» **What to produce**:
In the listing, from its start through the line containing "- empty-cell: [759, 322, 826, 339]", inclusive, replace "empty-cell" with "blank-cell" and reproduce those lines with nothing else changed.
□ □ □ □ □ □ □
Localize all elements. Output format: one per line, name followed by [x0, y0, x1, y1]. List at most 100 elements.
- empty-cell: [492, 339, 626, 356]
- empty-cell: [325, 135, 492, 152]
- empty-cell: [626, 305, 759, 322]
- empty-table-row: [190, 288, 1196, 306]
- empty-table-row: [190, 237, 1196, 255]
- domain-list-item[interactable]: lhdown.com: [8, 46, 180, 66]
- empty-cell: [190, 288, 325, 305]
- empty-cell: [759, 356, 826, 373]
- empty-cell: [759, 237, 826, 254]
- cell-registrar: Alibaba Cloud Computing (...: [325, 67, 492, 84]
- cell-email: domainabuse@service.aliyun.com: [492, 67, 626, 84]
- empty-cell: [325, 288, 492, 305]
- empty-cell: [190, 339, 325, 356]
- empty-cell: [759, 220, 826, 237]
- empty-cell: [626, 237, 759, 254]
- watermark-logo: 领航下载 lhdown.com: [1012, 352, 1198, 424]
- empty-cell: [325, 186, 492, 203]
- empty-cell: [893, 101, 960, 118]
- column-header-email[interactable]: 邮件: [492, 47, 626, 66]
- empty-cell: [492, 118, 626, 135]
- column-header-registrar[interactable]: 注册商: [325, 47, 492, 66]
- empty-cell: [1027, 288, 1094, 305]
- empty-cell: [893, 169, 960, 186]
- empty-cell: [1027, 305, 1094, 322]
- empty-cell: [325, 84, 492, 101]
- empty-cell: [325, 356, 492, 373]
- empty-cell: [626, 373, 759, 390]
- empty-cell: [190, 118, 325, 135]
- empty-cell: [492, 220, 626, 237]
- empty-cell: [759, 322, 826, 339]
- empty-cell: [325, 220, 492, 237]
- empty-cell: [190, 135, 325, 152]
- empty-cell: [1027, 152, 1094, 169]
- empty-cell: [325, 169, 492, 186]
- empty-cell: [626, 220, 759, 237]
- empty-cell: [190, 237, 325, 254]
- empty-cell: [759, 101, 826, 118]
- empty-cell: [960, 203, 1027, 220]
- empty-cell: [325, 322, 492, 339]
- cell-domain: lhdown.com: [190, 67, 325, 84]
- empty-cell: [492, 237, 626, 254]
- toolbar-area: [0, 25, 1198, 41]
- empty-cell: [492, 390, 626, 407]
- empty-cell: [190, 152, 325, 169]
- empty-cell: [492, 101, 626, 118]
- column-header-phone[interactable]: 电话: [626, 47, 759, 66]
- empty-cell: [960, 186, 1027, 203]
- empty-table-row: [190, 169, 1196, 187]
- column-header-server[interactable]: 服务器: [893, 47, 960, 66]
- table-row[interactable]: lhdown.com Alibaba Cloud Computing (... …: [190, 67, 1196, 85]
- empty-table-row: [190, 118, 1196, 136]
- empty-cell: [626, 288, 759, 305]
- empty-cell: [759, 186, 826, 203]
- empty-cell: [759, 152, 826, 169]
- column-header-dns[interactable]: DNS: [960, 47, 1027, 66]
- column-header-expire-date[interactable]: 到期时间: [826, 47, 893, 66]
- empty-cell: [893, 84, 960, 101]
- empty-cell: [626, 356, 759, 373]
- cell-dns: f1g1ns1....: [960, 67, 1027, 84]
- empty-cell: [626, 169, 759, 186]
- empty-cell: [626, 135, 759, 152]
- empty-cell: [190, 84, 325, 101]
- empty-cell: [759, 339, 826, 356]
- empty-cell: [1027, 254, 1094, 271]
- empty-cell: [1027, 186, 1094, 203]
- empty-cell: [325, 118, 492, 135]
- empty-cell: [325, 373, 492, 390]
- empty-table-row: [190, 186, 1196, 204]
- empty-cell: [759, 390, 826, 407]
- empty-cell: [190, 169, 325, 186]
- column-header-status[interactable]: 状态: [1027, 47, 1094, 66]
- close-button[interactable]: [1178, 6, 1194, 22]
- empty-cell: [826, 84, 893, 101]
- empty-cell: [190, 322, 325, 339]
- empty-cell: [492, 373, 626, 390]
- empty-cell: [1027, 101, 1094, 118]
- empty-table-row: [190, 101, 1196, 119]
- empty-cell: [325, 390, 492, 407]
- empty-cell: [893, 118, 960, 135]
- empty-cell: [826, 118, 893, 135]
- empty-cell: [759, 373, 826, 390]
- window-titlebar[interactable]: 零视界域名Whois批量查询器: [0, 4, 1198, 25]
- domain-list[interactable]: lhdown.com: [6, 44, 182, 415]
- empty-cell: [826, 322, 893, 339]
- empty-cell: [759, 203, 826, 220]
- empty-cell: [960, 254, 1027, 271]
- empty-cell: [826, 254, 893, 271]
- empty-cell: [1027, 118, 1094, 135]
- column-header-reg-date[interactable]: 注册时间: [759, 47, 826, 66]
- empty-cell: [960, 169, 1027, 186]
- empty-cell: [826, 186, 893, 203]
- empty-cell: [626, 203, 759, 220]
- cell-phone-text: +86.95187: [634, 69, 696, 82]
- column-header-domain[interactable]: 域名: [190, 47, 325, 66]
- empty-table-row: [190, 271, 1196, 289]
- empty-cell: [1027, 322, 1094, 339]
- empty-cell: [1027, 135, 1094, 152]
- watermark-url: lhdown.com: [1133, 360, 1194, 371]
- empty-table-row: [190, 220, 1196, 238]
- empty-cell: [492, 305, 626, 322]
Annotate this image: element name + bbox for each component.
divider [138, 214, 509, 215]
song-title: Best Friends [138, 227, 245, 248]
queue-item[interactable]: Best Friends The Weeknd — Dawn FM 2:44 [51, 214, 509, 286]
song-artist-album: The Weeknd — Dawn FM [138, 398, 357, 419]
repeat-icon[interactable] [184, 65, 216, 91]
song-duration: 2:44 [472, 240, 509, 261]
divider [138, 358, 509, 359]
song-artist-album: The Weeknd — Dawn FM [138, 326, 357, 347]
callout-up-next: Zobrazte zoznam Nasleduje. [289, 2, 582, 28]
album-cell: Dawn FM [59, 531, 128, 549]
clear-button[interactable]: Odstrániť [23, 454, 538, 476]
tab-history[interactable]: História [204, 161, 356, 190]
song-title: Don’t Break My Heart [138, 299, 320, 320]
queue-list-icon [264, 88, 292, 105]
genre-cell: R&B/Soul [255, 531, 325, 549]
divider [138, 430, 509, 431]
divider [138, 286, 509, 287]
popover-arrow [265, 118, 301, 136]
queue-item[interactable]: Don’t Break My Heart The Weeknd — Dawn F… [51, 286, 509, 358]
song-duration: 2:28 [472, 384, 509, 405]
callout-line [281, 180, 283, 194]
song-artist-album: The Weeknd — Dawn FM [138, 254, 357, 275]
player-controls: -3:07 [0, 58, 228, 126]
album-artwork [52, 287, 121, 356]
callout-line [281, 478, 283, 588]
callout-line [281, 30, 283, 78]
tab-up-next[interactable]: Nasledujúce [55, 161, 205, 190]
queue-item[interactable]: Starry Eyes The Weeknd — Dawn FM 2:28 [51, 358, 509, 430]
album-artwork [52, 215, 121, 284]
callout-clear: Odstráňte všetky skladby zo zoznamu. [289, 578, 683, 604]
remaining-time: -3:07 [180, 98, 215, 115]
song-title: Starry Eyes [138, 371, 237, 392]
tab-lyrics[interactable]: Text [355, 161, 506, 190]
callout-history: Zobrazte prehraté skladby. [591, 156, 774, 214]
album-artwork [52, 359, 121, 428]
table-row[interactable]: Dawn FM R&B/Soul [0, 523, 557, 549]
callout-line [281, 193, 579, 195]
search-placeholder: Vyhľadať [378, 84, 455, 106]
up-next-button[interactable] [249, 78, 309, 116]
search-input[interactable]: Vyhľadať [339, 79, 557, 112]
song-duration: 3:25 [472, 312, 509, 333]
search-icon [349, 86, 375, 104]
□ □ □ □ □ □ □
» **Correct result**:
Localize all elements. Output format: one per line, name followed by [x0, y0, x1, y1]. List at most 100 elements.
- blank-cell: [492, 339, 626, 356]
- blank-cell: [325, 135, 492, 152]
- blank-cell: [626, 305, 759, 322]
- empty-table-row: [190, 288, 1196, 306]
- empty-table-row: [190, 237, 1196, 255]
- domain-list-item[interactable]: lhdown.com: [8, 46, 180, 66]
- blank-cell: [190, 288, 325, 305]
- blank-cell: [759, 356, 826, 373]
- blank-cell: [759, 237, 826, 254]
- cell-registrar: Alibaba Cloud Computing (...: [325, 67, 492, 84]
- cell-email: domainabuse@service.aliyun.com: [492, 67, 626, 84]
- blank-cell: [325, 288, 492, 305]
- blank-cell: [190, 339, 325, 356]
- blank-cell: [759, 220, 826, 237]
- blank-cell: [626, 237, 759, 254]
- watermark-logo: 领航下载 lhdown.com: [1012, 352, 1198, 424]
- blank-cell: [325, 186, 492, 203]
- blank-cell: [893, 101, 960, 118]
- column-header-email[interactable]: 邮件: [492, 47, 626, 66]
- blank-cell: [492, 118, 626, 135]
- column-header-registrar[interactable]: 注册商: [325, 47, 492, 66]
- blank-cell: [1027, 288, 1094, 305]
- blank-cell: [893, 169, 960, 186]
- blank-cell: [1027, 305, 1094, 322]
- blank-cell: [325, 84, 492, 101]
- blank-cell: [325, 356, 492, 373]
- blank-cell: [626, 373, 759, 390]
- blank-cell: [190, 118, 325, 135]
- blank-cell: [492, 220, 626, 237]
- blank-cell: [759, 322, 826, 339]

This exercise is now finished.